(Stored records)

────────────────────────────────────────

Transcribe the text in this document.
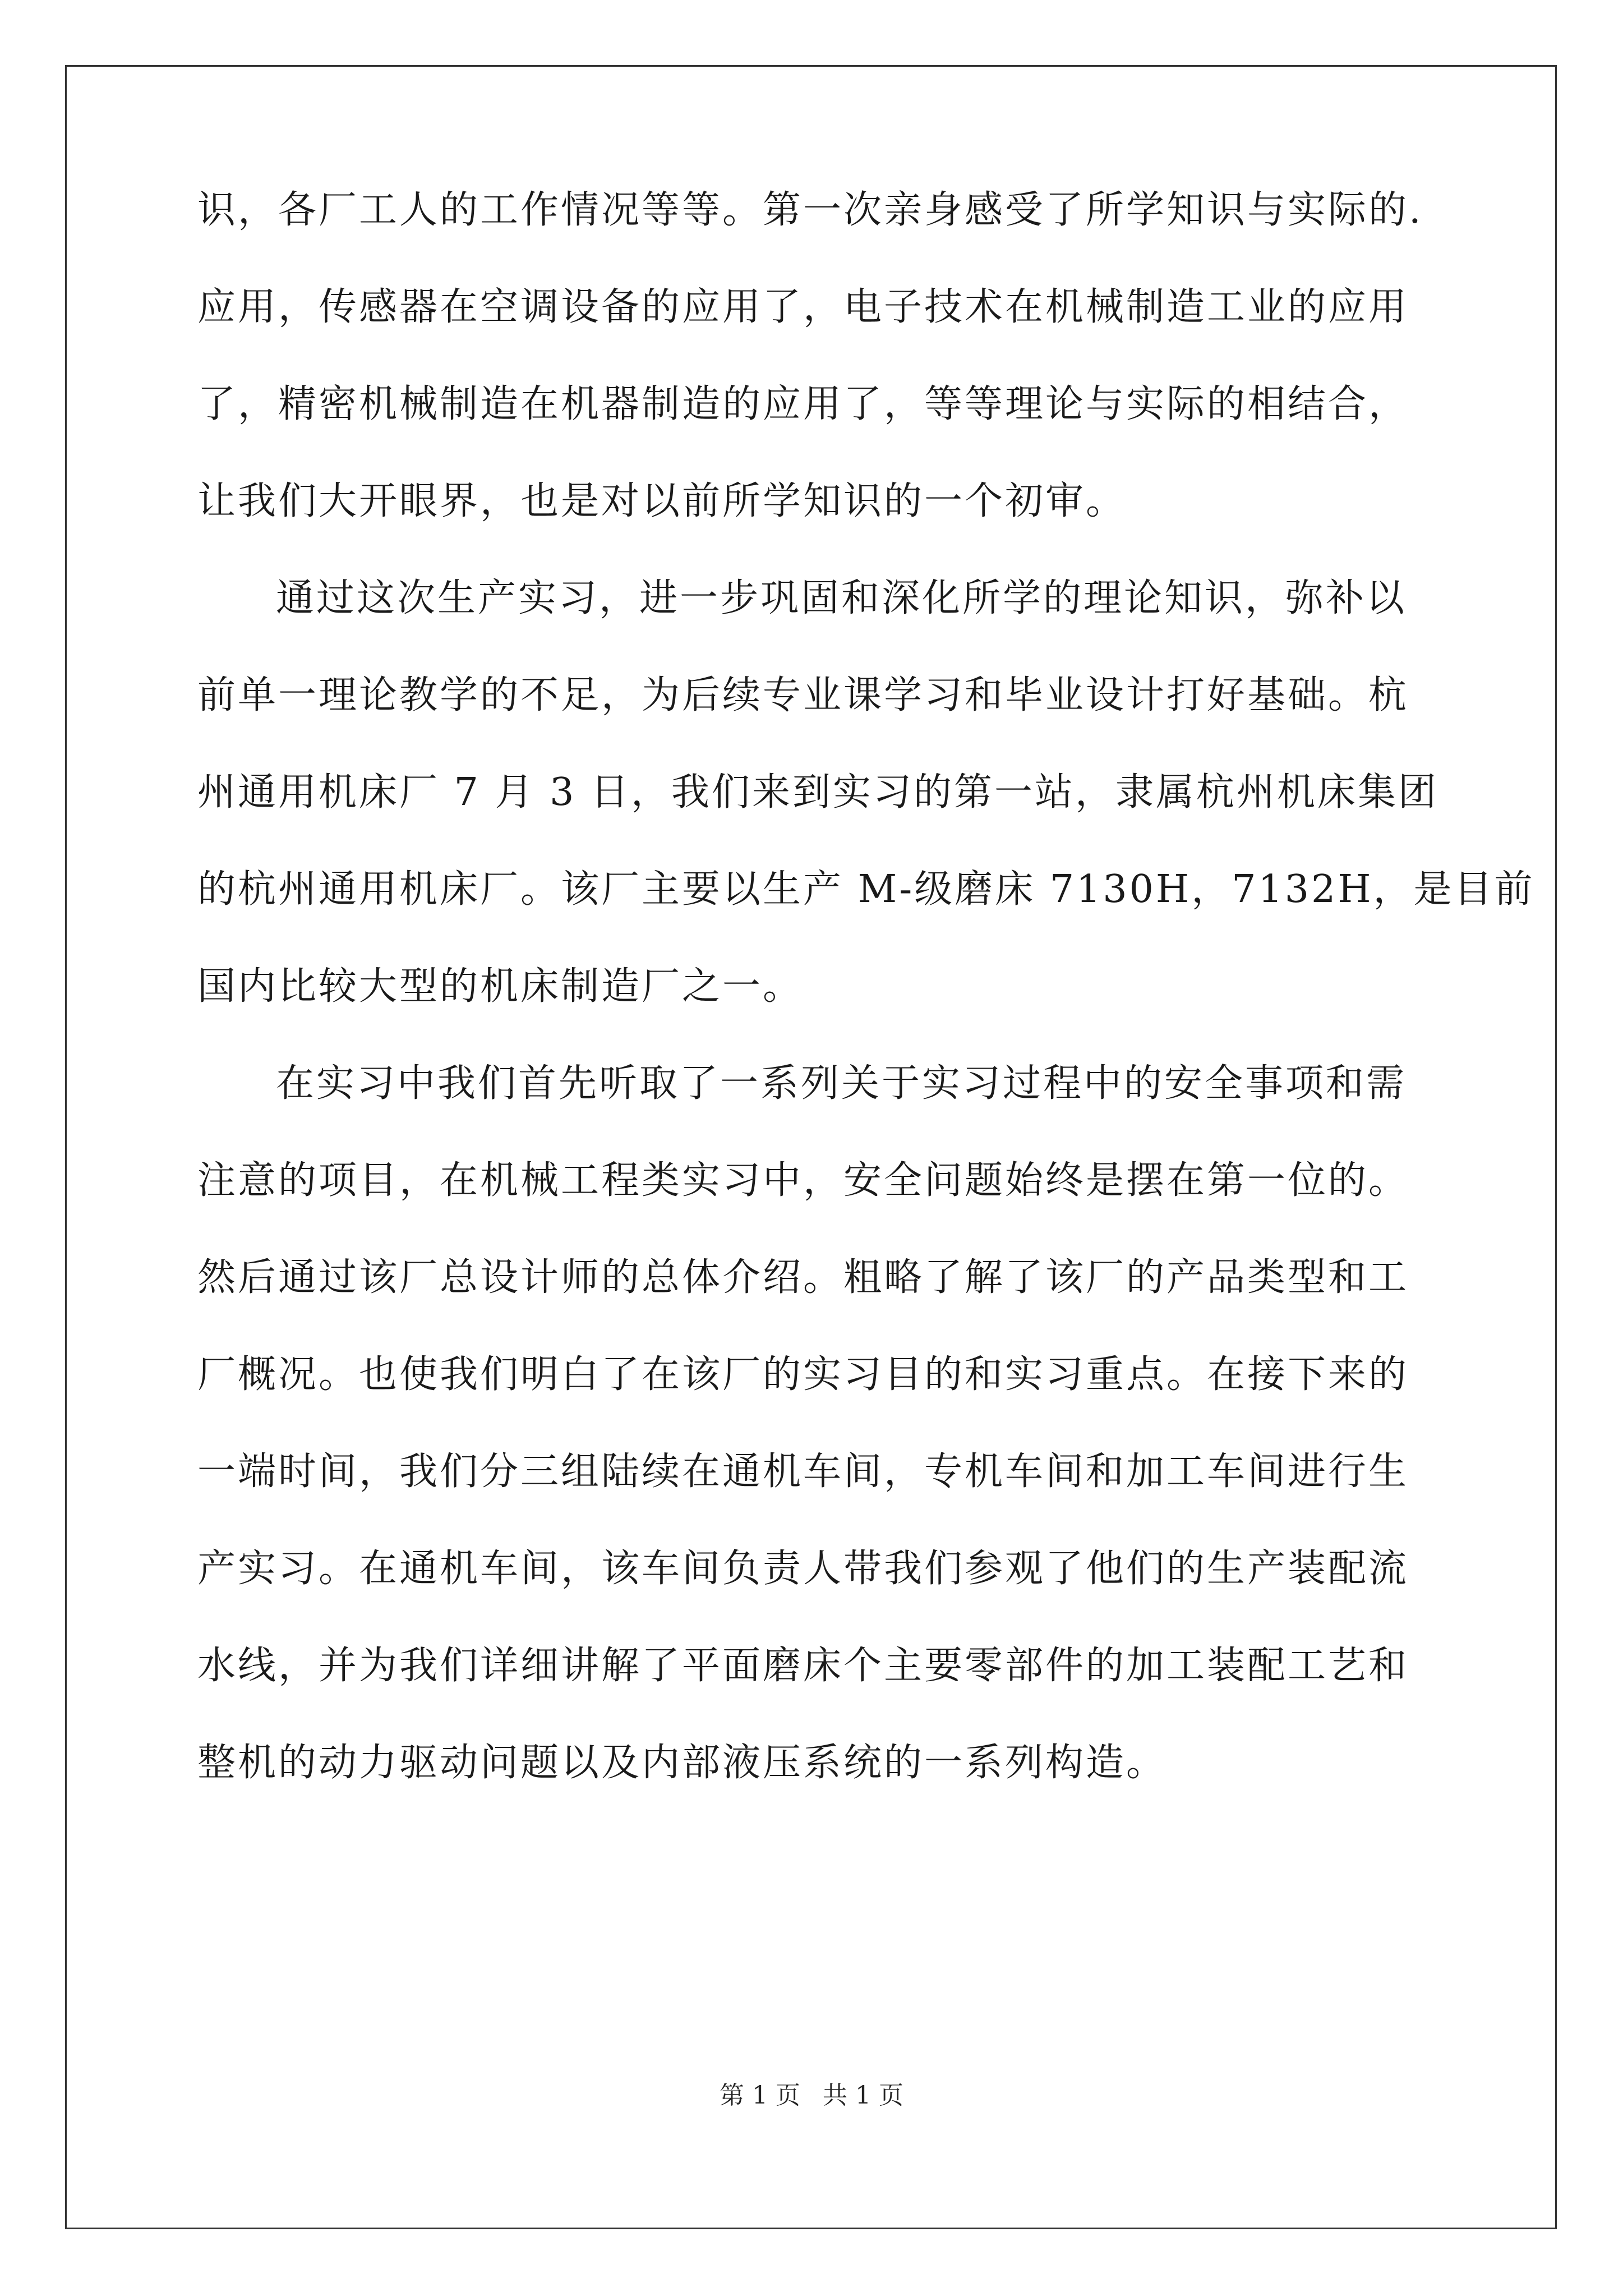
识，各厂工人的工作情况等等。第一次亲身感受了所学知识与实际的.
应用，传感器在空调设备的应用了，电子技术在机械制造工业的应用
了，精密机械制造在机器制造的应用了，等等理论与实际的相结合，
让我们大开眼界，也是对以前所学知识的一个初审。
通过这次生产实习，进一步巩固和深化所学的理论知识，弥补以
前单一理论教学的不足，为后续专业课学习和毕业设计打好基础。杭
州通用机床厂 7 月 3 日，我们来到实习的第一站，隶属杭州机床集团
的杭州通用机床厂。该厂主要以生产 M-级磨床 7130H，7132H，是目前
国内比较大型的机床制造厂之一。
在实习中我们首先听取了一系列关于实习过程中的安全事项和需
注意的项目，在机械工程类实习中，安全问题始终是摆在第一位的。
然后通过该厂总设计师的总体介绍。粗略了解了该厂的产品类型和工
厂概况。也使我们明白了在该厂的实习目的和实习重点。在接下来的
一端时间，我们分三组陆续在通机车间，专机车间和加工车间进行生
产实习。在通机车间，该车间负责人带我们参观了他们的生产装配流
水线，并为我们详细讲解了平面磨床个主要零部件的加工装配工艺和
整机的动力驱动问题以及内部液压系统的一系列构造。
第 1 页 共 1 页
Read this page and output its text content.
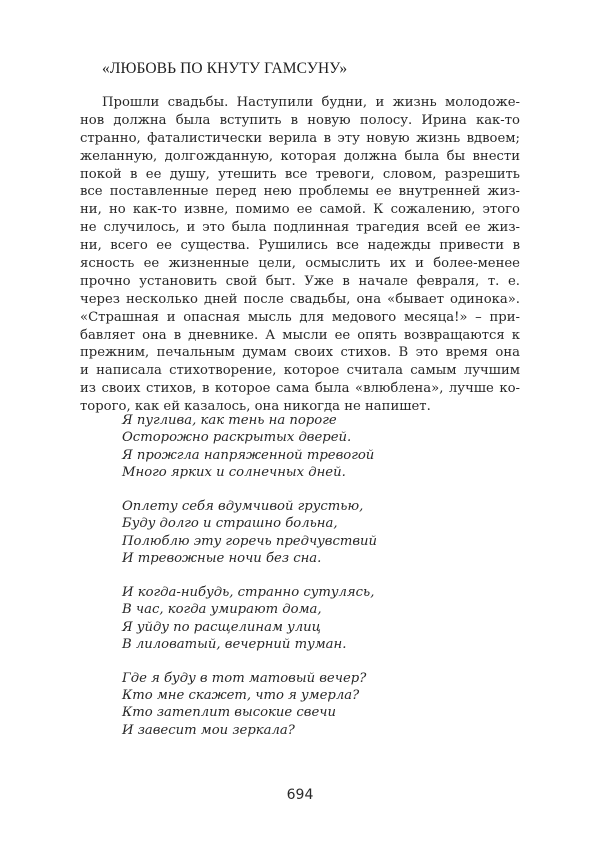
«ЛЮБОВЬ ПО КНУТУ ГАМСУНУ»
Прошли свадьбы. Наступили будни, и жизнь молодоже-
нов должна была вступить в новую полосу. Ирина как-то
странно, фаталистически верила в эту новую жизнь вдвоем;
желанную, долгожданную, которая должна была бы внести
покой в ее душу, утешить все тревоги, словом, разрешить
все поставленные перед нею проблемы ее внутренней жиз-
ни, но как-то извне, помимо ее самой. К сожалению, этого
не случилось, и это была подлинная трагедия всей ее жиз-
ни, всего ее существа. Рушились все надежды привести в
ясность ее жизненные цели, осмыслить их и более-менее
прочно установить свой быт. Уже в начале февраля, т. е.
через несколько дней после свадьбы, она «бывает одинока».
«Страшная и опасная мысль для медового месяца!» – при-
бавляет она в дневнике. А мысли ее опять возвращаются к
прежним, печальным думам своих стихов. В это время она
и написала стихотворение, которое считала самым лучшим
из своих стихов, в которое сама была «влюблена», лучше ко-
торого, как ей казалось, она никогда не напишет.
Я пуглива, как тень на пороге
Осторожно раскрытых дверей.
Я прожгла напряженной тревогой
Много ярких и солнечных дней.
Оплету себя вдумчивой грустью,
Буду долго и страшно больна,
Полюблю эту горечь предчувствий
И тревожные ночи без сна.
И когда-нибудь, странно сутулясь,
В час, когда умирают дома,
Я уйду по расщелинам улиц
В лиловатый, вечерний туман.
Где я буду в тот матовый вечер?
Кто мне скажет, что я умерла?
Кто затеплит высокие свечи
И завесит мои зеркала?
694
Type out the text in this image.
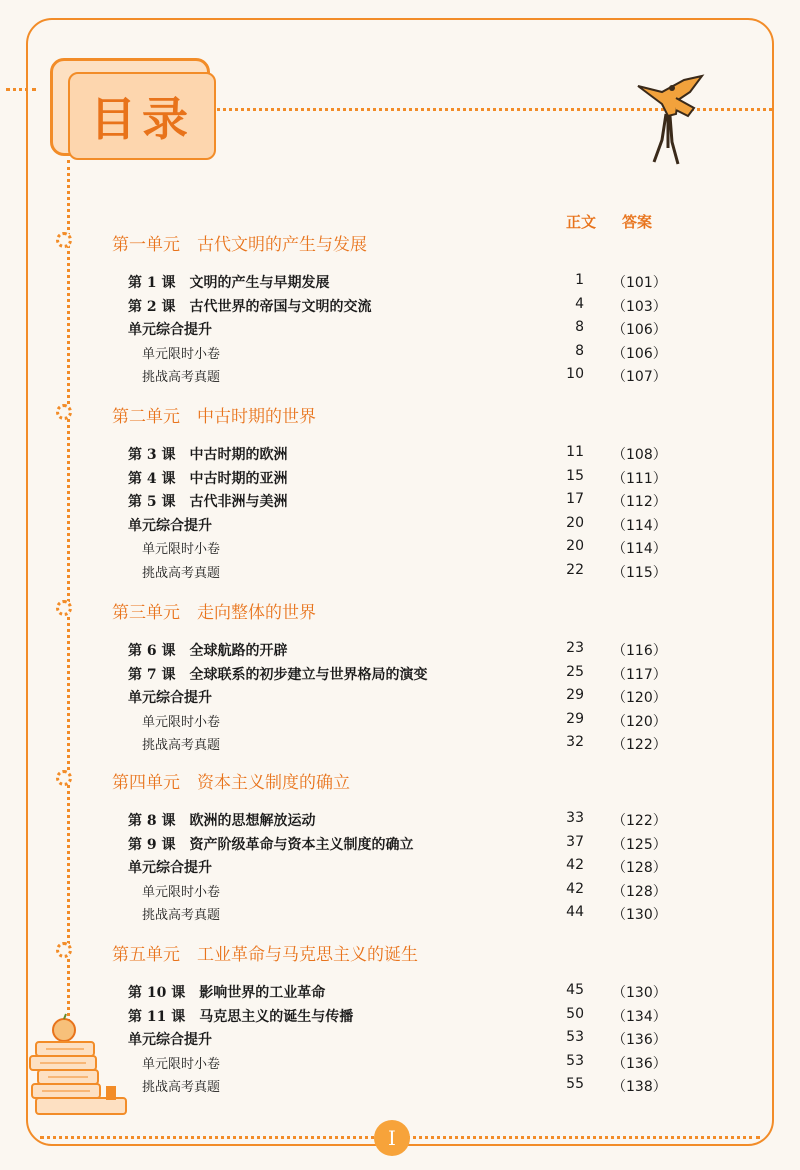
目录
正文 答案
第一单元　古代文明的产生与发展
第 1 课　文明的产生与早期发展	1 （101）
第 2 课　古代世界的帝国与文明的交流	4 （103）
单元综合提升	8 （106）
单元限时小卷	8 （106）
挑战高考真题	10 （107）
第二单元　中古时期的世界
第 3 课　中古时期的欧洲	11 （108）
第 4 课　中古时期的亚洲	15 （111）
第 5 课　古代非洲与美洲	17 （112）
单元综合提升	20 （114）
单元限时小卷	20 （114）
挑战高考真题	22 （115）
第三单元　走向整体的世界
第 6 课　全球航路的开辟	23 （116）
第 7 课　全球联系的初步建立与世界格局的演变	25 （117）
单元综合提升	29 （120）
单元限时小卷	29 （120）
挑战高考真题	32 （122）
第四单元　资本主义制度的确立
第 8 课　欧洲的思想解放运动	33 （122）
第 9 课　资产阶级革命与资本主义制度的确立	37 （125）
单元综合提升	42 （128）
单元限时小卷	42 （128）
挑战高考真题	44 （130）
第五单元　工业革命与马克思主义的诞生
第 10 课　影响世界的工业革命	45 （130）
第 11 课　马克思主义的诞生与传播	50 （134）
单元综合提升	53 （136）
单元限时小卷	53 （136）
挑战高考真题	55 （138）
I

────────────────────────────────────────

- Aim of the task
Every line holding "своих" should be copied out.

- Correct response
прежним, печальным думам своих стихов. В это время она
из своих стихов, в которое сама была «влюблена», лучше ко-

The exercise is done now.